* [Stated task]
Keep only the lines of the data below that contain "работ", and copy them.

* [Given records]
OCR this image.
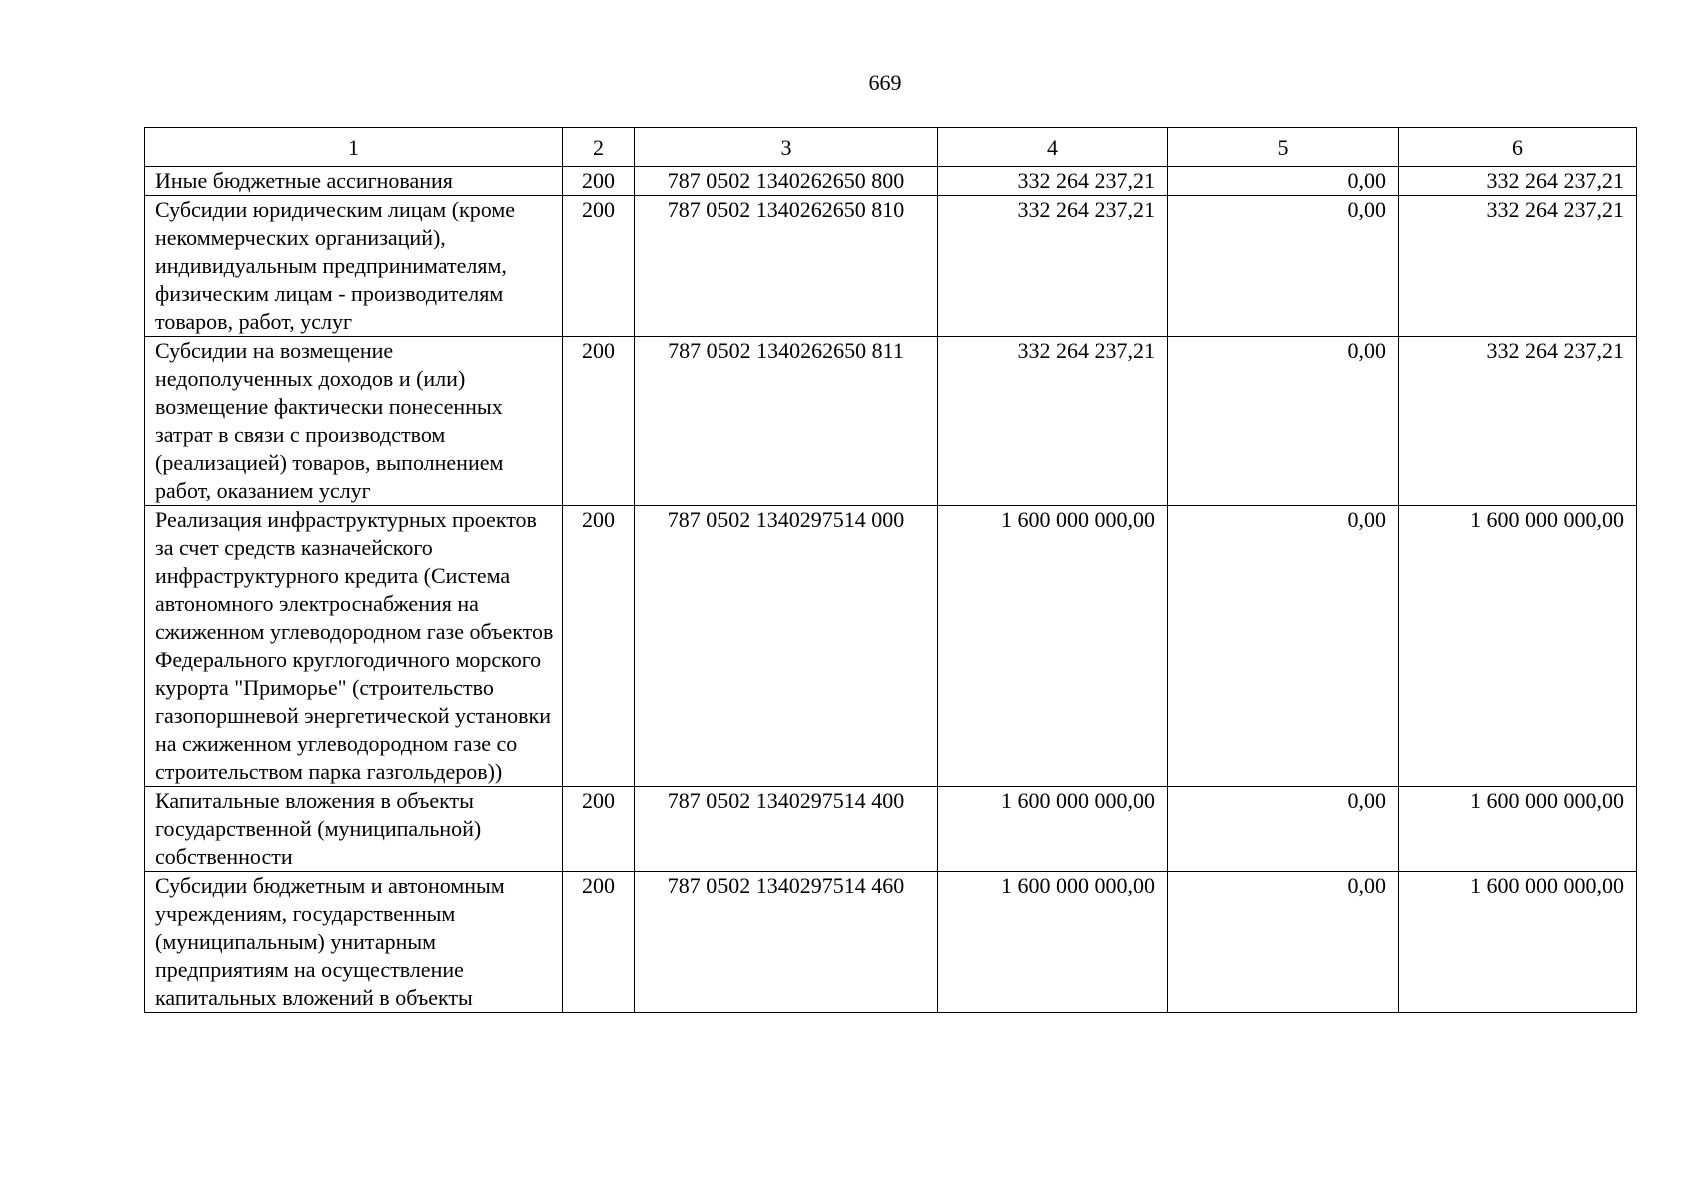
669
1	2	3	4	5	6
Иные бюджетные ассигнования	200	787 0502 1340262650 800	332 264 237,21	0,00	332 264 237,21
Субсидии юридическим лицам (кроме некоммерческих организаций), индивидуальным предпринимателям, физическим лицам - производителям товаров, работ, услуг	200	787 0502 1340262650 810	332 264 237,21	0,00	332 264 237,21
Субсидии на возмещение недополученных доходов и (или) возмещение фактически понесенных затрат в связи с производством (реализацией) товаров, выполнением работ, оказанием услуг	200	787 0502 1340262650 811	332 264 237,21	0,00	332 264 237,21
Реализация инфраструктурных проектов за счет средств казначейского инфраструктурного кредита (Система автономного электроснабжения на сжиженном углеводородном газе объектов Федерального круглогодичного морского курорта "Приморье" (строительство газопоршневой энергетической установки на сжиженном углеводородном газе со строительством парка газгольдеров))	200	787 0502 1340297514 000	1 600 000 000,00	0,00	1 600 000 000,00
Капитальные вложения в объекты государственной (муниципальной) собственности	200	787 0502 1340297514 400	1 600 000 000,00	0,00	1 600 000 000,00
Субсидии бюджетным и автономным учреждениям, государственным (муниципальным) унитарным предприятиям на осуществление капитальных вложений в объекты	200	787 0502 1340297514 460	1 600 000 000,00	0,00	1 600 000 000,00
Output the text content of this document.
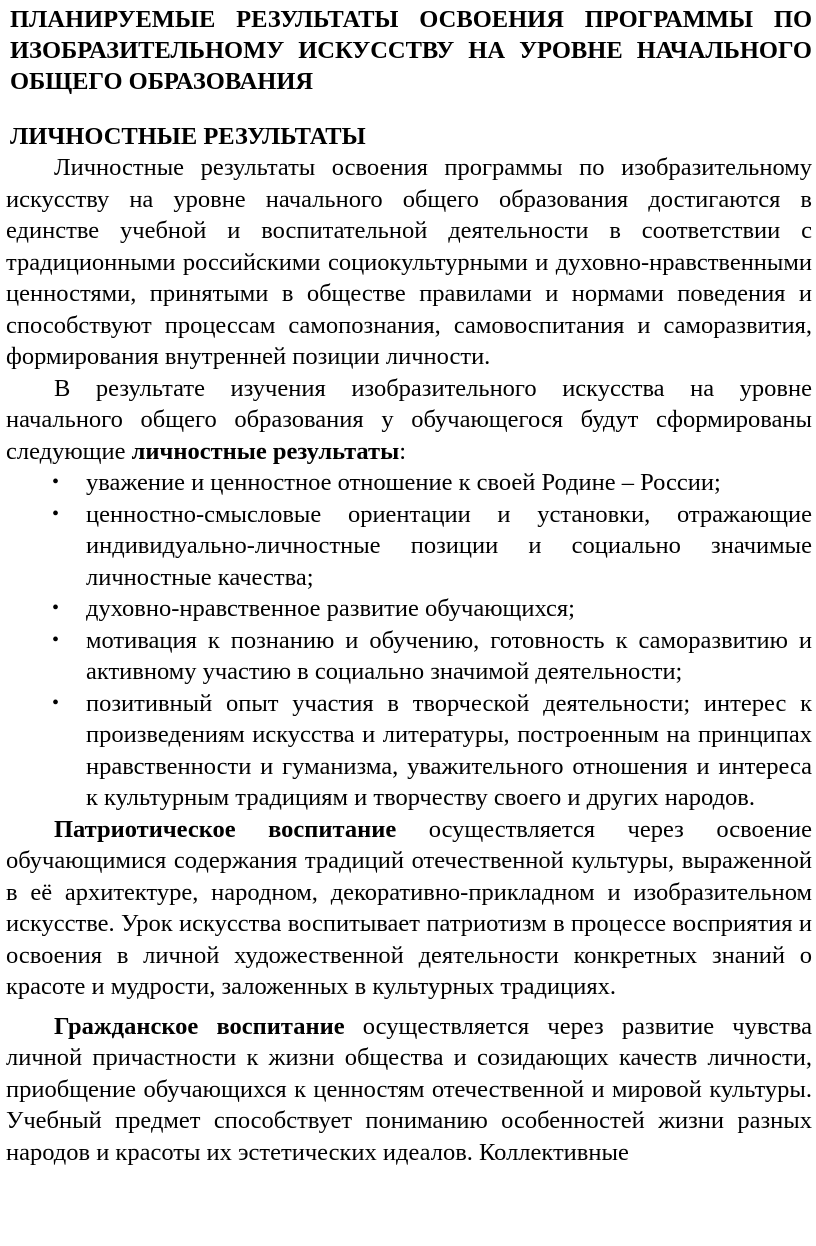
ПЛАНИРУЕМЫЕ РЕЗУЛЬТАТЫ ОСВОЕНИЯ ПРОГРАММЫ ПО ИЗОБРАЗИТЕЛЬНОМУ ИСКУССТВУ НА УРОВНЕ НАЧАЛЬНОГО ОБЩЕГО ОБРАЗОВАНИЯ
ЛИЧНОСТНЫЕ РЕЗУЛЬТАТЫ

Личностные результаты освоения программы по изобразительному искусству на уровне начального общего образования достигаются в единстве учебной и воспитательной деятельности в соответствии с традиционными российскими социокультурными и духовно-нравственными ценностями, принятыми в обществе правилами и нормами поведения и способствуют процессам самопознания, самовоспитания и саморазвития, формирования внутренней позиции личности.

В результате изучения изобразительного искусства на уровне начального общего образования у обучающегося будут сформированы следующие личностные результаты:

• уважение и ценностное отношение к своей Родине – России;
• ценностно-смысловые ориентации и установки, отражающие индивидуально-личностные позиции и социально значимые личностные качества;
• духовно-нравственное развитие обучающихся;
• мотивация к познанию и обучению, готовность к саморазвитию и активному участию в социально значимой деятельности;
• позитивный опыт участия в творческой деятельности; интерес к произведениям искусства и литературы, построенным на принципах нравственности и гуманизма, уважительного отношения и интереса к культурным традициям и творчеству своего и других народов.

Патриотическое воспитание осуществляется через освоение обучающимися содержания традиций отечественной культуры, выраженной в её архитектуре, народном, декоративно-прикладном и изобразительном искусстве. Урок искусства воспитывает патриотизм в процессе восприятия и освоения в личной художественной деятельности конкретных знаний о красоте и мудрости, заложенных в культурных традициях.

Гражданское воспитание осуществляется через развитие чувства личной причастности к жизни общества и созидающих качеств личности, приобщение обучающихся к ценностям отечественной и мировой культуры. Учебный предмет способствует пониманию особенностей жизни разных народов и красоты их эстетических идеалов. Коллективные
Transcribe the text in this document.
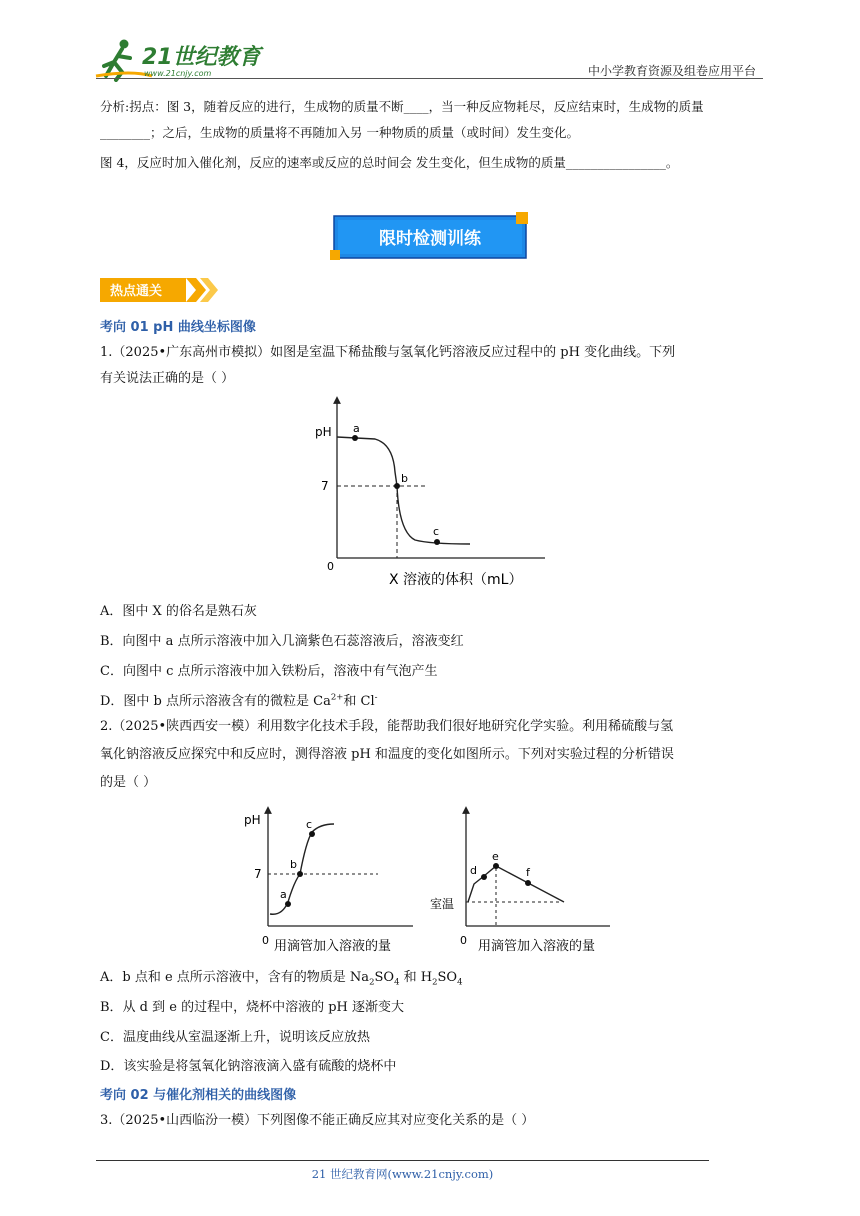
21世纪教育
www.21cnjy.com	中小学教育资源及组卷应用平台
分析:拐点：图 3，随着反应的进行，生成物的质量不断____，当一种反应物耗尽，反应结束时，生成物的质量
________；之后，生成物的质量将不再随加入另 一种物质的质量（或时间）发生变化。
图 4，反应时加入催化剂，反应的速率或反应的总时间会 发生变化，但生成物的质量________________。
限时检测训练
热点通关
考向 01 pH 曲线坐标图像
1.（2025•广东高州市模拟）如图是室温下稀盐酸与氢氧化钙溶液反应过程中的 pH 变化曲线。下列
有关说法正确的是（ ）
pH
7
0
a
b
c
X 溶液的体积（mL）
A．图中 X 的俗名是熟石灰
B．向图中 a 点所示溶液中加入几滴紫色石蕊溶液后，溶液变红
C．向图中 c 点所示溶液中加入铁粉后，溶液中有气泡产生
D．图中 b 点所示溶液含有的微粒是 $Ca^{2+}$和 Cl-
2.（2025•陕西西安一模）利用数字化技术手段，能帮助我们很好地研究化学实验。利用稀硫酸与氢
氧化钠溶液反应探究中和反应时，测得溶液 pH 和温度的变化如图所示。下列对实验过程的分析错误
的是（ ）
pH
7
0
a
b
c
用滴管加入溶液的量
室温
0
d
e
f
用滴管加入溶液的量
A．b 点和 e 点所示溶液中，含有的物质是 $Na_2SO_4$ 和 $H_2SO_4$
B．从 d 到 e 的过程中，烧杯中溶液的 pH 逐渐变大
C．温度曲线从室温逐渐上升，说明该反应放热
D．该实验是将氢氧化钠溶液滴入盛有硫酸的烧杯中
考向 02 与催化剂相关的曲线图像
3.（2025•山西临汾一模）下列图像不能正确反应其对应变化关系的是（ ）
21 世纪教育网(www.21cnjy.com)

* [Correct answer]
Субсидии юридическим лицам (кроме некоммерческих организаций), индивидуальным предпринимателям, физическим лицам - производителям товаров, работ, услуг	200	787 0502 1340262650 810	332 264 237,21	0,00	332 264 237,21
Субсидии на возмещение недополученных доходов и (или) возмещение фактически понесенных затрат в связи с производством (реализацией) товаров, выполнением работ, оказанием услуг	200	787 0502 1340262650 811	332 264 237,21	0,00	332 264 237,21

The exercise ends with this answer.